* [Exercise directions]: Please list all lines of the material below in which the string "name" occurs.

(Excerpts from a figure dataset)
--- --- ---

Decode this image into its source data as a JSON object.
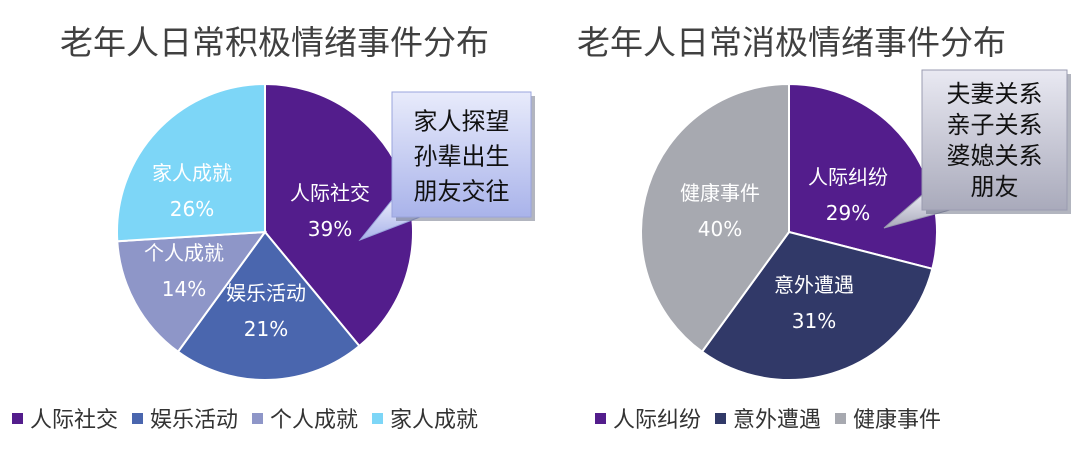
{
  "chart_data": [
    {
      "type": "pie",
      "title": "老年人日常积极情绪事件分布",
      "slices": [
        {
          "name": "人际社交",
          "value": 39,
          "label": "39%",
          "color": "#531d8c"
        },
        {
          "name": "娱乐活动",
          "value": 21,
          "label": "21%",
          "color": "#4a66ae"
        },
        {
          "name": "个人成就",
          "value": 14,
          "label": "14%",
          "color": "#8e96c8"
        },
        {
          "name": "家人成就",
          "value": 26,
          "label": "26%",
          "color": "#7dd6f7"
        }
      ],
      "callout": [
        "家人探望",
        "孙辈出生",
        "朋友交往"
      ],
      "legend_position": "bottom"
    },
    {
      "type": "pie",
      "title": "老年人日常消极情绪事件分布",
      "slices": [
        {
          "name": "人际纠纷",
          "value": 29,
          "label": "29%",
          "color": "#531d8c"
        },
        {
          "name": "意外遭遇",
          "value": 31,
          "label": "31%",
          "color": "#313968"
        },
        {
          "name": "健康事件",
          "value": 40,
          "label": "40%",
          "color": "#a7a9b0"
        }
      ],
      "callout": [
        "夫妻关系",
        "亲子关系",
        "婆媳关系",
        "朋友"
      ],
      "legend_position": "bottom"
    }
  ]
}
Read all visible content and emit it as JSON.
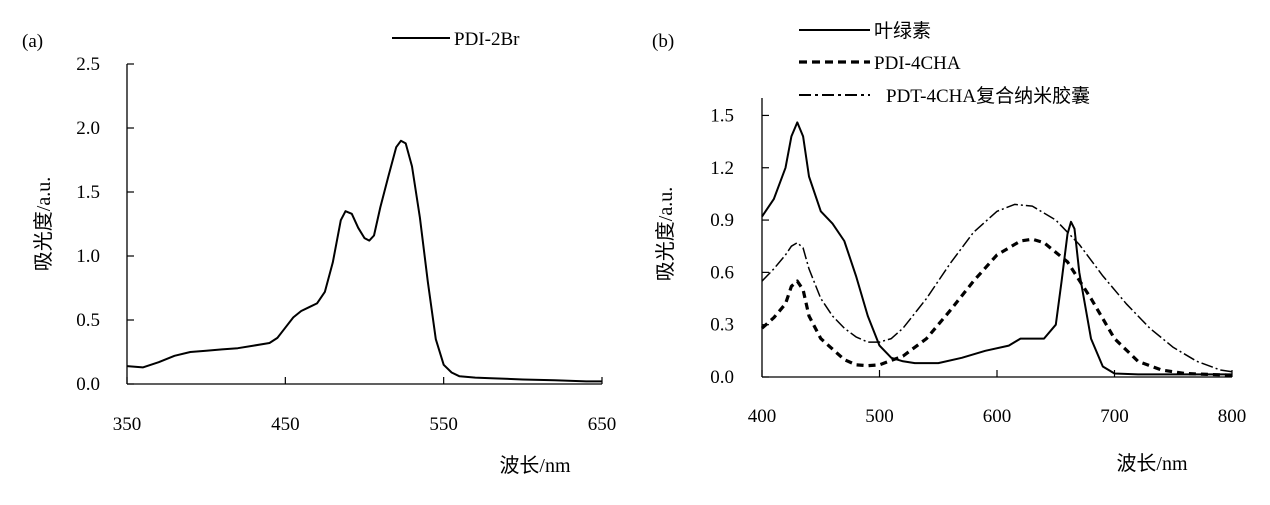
{
  "chart_data": [
    {
      "id": "a",
      "type": "line",
      "panel_label": "(a)",
      "title": "",
      "xlabel": "波长/nm",
      "ylabel": "吸光度/a.u.",
      "xlim": [
        350,
        650
      ],
      "ylim": [
        0,
        2.5
      ],
      "x_ticks": [
        "350",
        "450",
        "550",
        "650"
      ],
      "y_ticks": [
        "0.0",
        "0.5",
        "1.0",
        "1.5",
        "2.0",
        "2.5"
      ],
      "legend_position": "top-right",
      "series": [
        {
          "name": "PDI-2Br",
          "style": "solid",
          "color": "#000000",
          "points": [
            [
              350,
              0.14
            ],
            [
              360,
              0.13
            ],
            [
              370,
              0.17
            ],
            [
              380,
              0.22
            ],
            [
              390,
              0.25
            ],
            [
              400,
              0.26
            ],
            [
              410,
              0.27
            ],
            [
              420,
              0.28
            ],
            [
              430,
              0.3
            ],
            [
              440,
              0.32
            ],
            [
              445,
              0.36
            ],
            [
              450,
              0.44
            ],
            [
              455,
              0.52
            ],
            [
              460,
              0.57
            ],
            [
              465,
              0.6
            ],
            [
              470,
              0.63
            ],
            [
              475,
              0.72
            ],
            [
              480,
              0.95
            ],
            [
              485,
              1.28
            ],
            [
              488,
              1.35
            ],
            [
              492,
              1.33
            ],
            [
              496,
              1.22
            ],
            [
              500,
              1.14
            ],
            [
              503,
              1.12
            ],
            [
              506,
              1.16
            ],
            [
              510,
              1.38
            ],
            [
              515,
              1.62
            ],
            [
              520,
              1.85
            ],
            [
              523,
              1.9
            ],
            [
              526,
              1.88
            ],
            [
              530,
              1.7
            ],
            [
              535,
              1.3
            ],
            [
              540,
              0.8
            ],
            [
              545,
              0.35
            ],
            [
              550,
              0.15
            ],
            [
              555,
              0.09
            ],
            [
              560,
              0.06
            ],
            [
              570,
              0.05
            ],
            [
              580,
              0.045
            ],
            [
              600,
              0.035
            ],
            [
              620,
              0.03
            ],
            [
              640,
              0.02
            ],
            [
              650,
              0.02
            ]
          ]
        }
      ]
    },
    {
      "id": "b",
      "type": "line",
      "panel_label": "(b)",
      "title": "",
      "xlabel": "波长/nm",
      "ylabel": "吸光度/a.u.",
      "xlim": [
        400,
        800
      ],
      "ylim": [
        0,
        1.6
      ],
      "x_ticks": [
        "400",
        "500",
        "600",
        "700",
        "800"
      ],
      "y_ticks": [
        "0.0",
        "0.3",
        "0.6",
        "0.9",
        "1.2",
        "1.5"
      ],
      "legend_position": "top-center",
      "series": [
        {
          "name": "叶绿素",
          "style": "solid",
          "color": "#000000",
          "points": [
            [
              400,
              0.92
            ],
            [
              410,
              1.02
            ],
            [
              420,
              1.2
            ],
            [
              425,
              1.38
            ],
            [
              430,
              1.46
            ],
            [
              435,
              1.38
            ],
            [
              440,
              1.15
            ],
            [
              450,
              0.95
            ],
            [
              460,
              0.88
            ],
            [
              470,
              0.78
            ],
            [
              480,
              0.58
            ],
            [
              490,
              0.35
            ],
            [
              500,
              0.18
            ],
            [
              510,
              0.11
            ],
            [
              520,
              0.09
            ],
            [
              530,
              0.08
            ],
            [
              550,
              0.08
            ],
            [
              570,
              0.11
            ],
            [
              590,
              0.15
            ],
            [
              610,
              0.18
            ],
            [
              620,
              0.22
            ],
            [
              640,
              0.22
            ],
            [
              650,
              0.3
            ],
            [
              655,
              0.55
            ],
            [
              660,
              0.82
            ],
            [
              663,
              0.89
            ],
            [
              666,
              0.85
            ],
            [
              670,
              0.6
            ],
            [
              680,
              0.22
            ],
            [
              690,
              0.06
            ],
            [
              700,
              0.02
            ],
            [
              720,
              0.015
            ],
            [
              760,
              0.015
            ],
            [
              800,
              0.015
            ]
          ]
        },
        {
          "name": "PDI-4CHA",
          "style": "dashed",
          "color": "#000000",
          "points": [
            [
              400,
              0.28
            ],
            [
              410,
              0.34
            ],
            [
              420,
              0.42
            ],
            [
              425,
              0.52
            ],
            [
              430,
              0.55
            ],
            [
              435,
              0.5
            ],
            [
              440,
              0.35
            ],
            [
              450,
              0.22
            ],
            [
              460,
              0.16
            ],
            [
              470,
              0.1
            ],
            [
              480,
              0.07
            ],
            [
              490,
              0.065
            ],
            [
              500,
              0.07
            ],
            [
              520,
              0.12
            ],
            [
              540,
              0.22
            ],
            [
              560,
              0.38
            ],
            [
              580,
              0.55
            ],
            [
              600,
              0.7
            ],
            [
              620,
              0.78
            ],
            [
              630,
              0.79
            ],
            [
              640,
              0.77
            ],
            [
              660,
              0.66
            ],
            [
              680,
              0.45
            ],
            [
              700,
              0.22
            ],
            [
              720,
              0.09
            ],
            [
              740,
              0.04
            ],
            [
              760,
              0.02
            ],
            [
              800,
              0.01
            ]
          ]
        },
        {
          "name": "PDT-4CHA复合纳米胶囊",
          "style": "dashdot",
          "color": "#000000",
          "points": [
            [
              400,
              0.55
            ],
            [
              410,
              0.62
            ],
            [
              420,
              0.7
            ],
            [
              425,
              0.75
            ],
            [
              430,
              0.77
            ],
            [
              435,
              0.74
            ],
            [
              440,
              0.62
            ],
            [
              450,
              0.45
            ],
            [
              460,
              0.35
            ],
            [
              470,
              0.28
            ],
            [
              480,
              0.23
            ],
            [
              490,
              0.2
            ],
            [
              500,
              0.2
            ],
            [
              510,
              0.22
            ],
            [
              520,
              0.28
            ],
            [
              540,
              0.45
            ],
            [
              560,
              0.65
            ],
            [
              580,
              0.83
            ],
            [
              600,
              0.95
            ],
            [
              615,
              0.99
            ],
            [
              630,
              0.98
            ],
            [
              650,
              0.9
            ],
            [
              670,
              0.76
            ],
            [
              690,
              0.58
            ],
            [
              710,
              0.42
            ],
            [
              730,
              0.28
            ],
            [
              750,
              0.17
            ],
            [
              770,
              0.09
            ],
            [
              790,
              0.04
            ],
            [
              800,
              0.03
            ]
          ]
        }
      ]
    }
  ]
}
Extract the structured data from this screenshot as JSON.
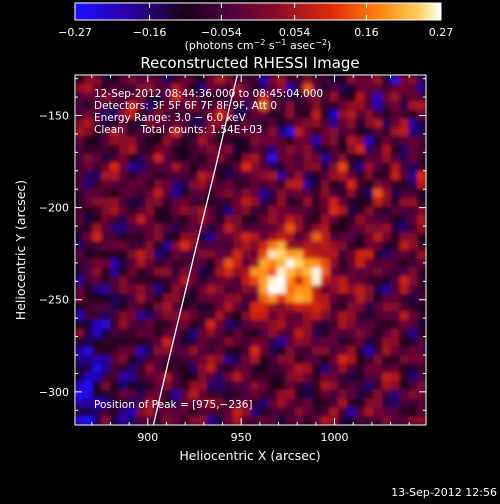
{
  "chart_data": {
    "type": "heatmap",
    "title": "Reconstructed RHESSI Image",
    "xlabel": "Heliocentric X (arcsec)",
    "ylabel": "Heliocentric Y (arcsec)",
    "xlim": [
      861,
      1049
    ],
    "ylim": [
      -318,
      -128
    ],
    "x_ticks": [
      {
        "value": 900,
        "label": "900"
      },
      {
        "value": 950,
        "label": "950"
      },
      {
        "value": 1000,
        "label": "1000"
      }
    ],
    "y_ticks": [
      {
        "value": -150,
        "label": "−150"
      },
      {
        "value": -200,
        "label": "−200"
      },
      {
        "value": -250,
        "label": "−250"
      },
      {
        "value": -300,
        "label": "−300"
      }
    ],
    "colorbar": {
      "min": -0.27,
      "max": 0.27,
      "ticks": [
        {
          "value": -0.27,
          "label": "−0.27"
        },
        {
          "value": -0.16,
          "label": "−0.16"
        },
        {
          "value": -0.054,
          "label": "−0.054"
        },
        {
          "value": 0.054,
          "label": "0.054"
        },
        {
          "value": 0.16,
          "label": "0.16"
        },
        {
          "value": 0.27,
          "label": "0.27"
        }
      ],
      "label_main": "(photons cm",
      "label_exp1": "−2",
      "label_mid1": " s",
      "label_exp2": "−1",
      "label_mid2": " asec",
      "label_exp3": "−2",
      "label_end": ")"
    },
    "annotations": {
      "time_range": "12-Sep-2012 08:44:36.000 to 08:45:04.000",
      "detectors": "Detectors: 3F 5F 6F 7F 8F 9F, Att 0",
      "energy": "Energy Range: 3.0 − 6.0 keV",
      "clean": "Clean     Total counts: 1.54E+03",
      "peak": "Position of Peak = [975,−236]"
    },
    "peak": {
      "x": 975,
      "y": -236
    },
    "limb_curve": [
      {
        "x": 903,
        "y": -318
      },
      {
        "x": 913,
        "y": -275
      },
      {
        "x": 925,
        "y": -225
      },
      {
        "x": 937,
        "y": -175
      },
      {
        "x": 945,
        "y": -140
      },
      {
        "x": 948,
        "y": -128
      }
    ],
    "timestamp": "13-Sep-2012 12:56"
  }
}
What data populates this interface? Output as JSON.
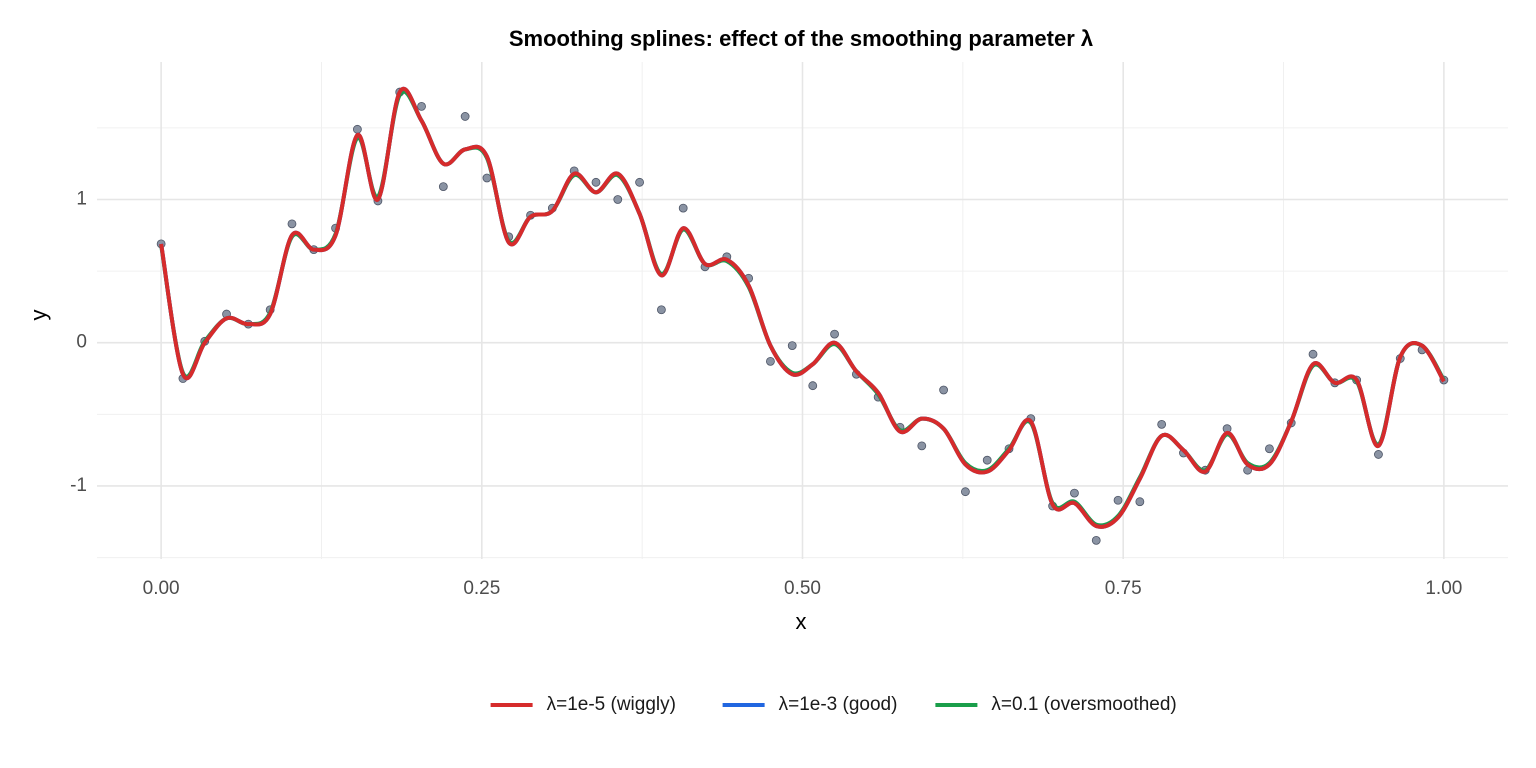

--- --- ---

* [Written answer]:
          "name": "人际社交",
          "name": "娱乐活动",
          "name": "个人成就",
          "name": "家人成就",
          "name": "人际纠纷",
          "name": "意外遭遇",
          "name": "健康事件",
          "name": "PDI-2Br",
          "name": "叶绿素",
          "name": "PDI-4CHA",
          "name": "PDT-4CHA复合纳米胶囊",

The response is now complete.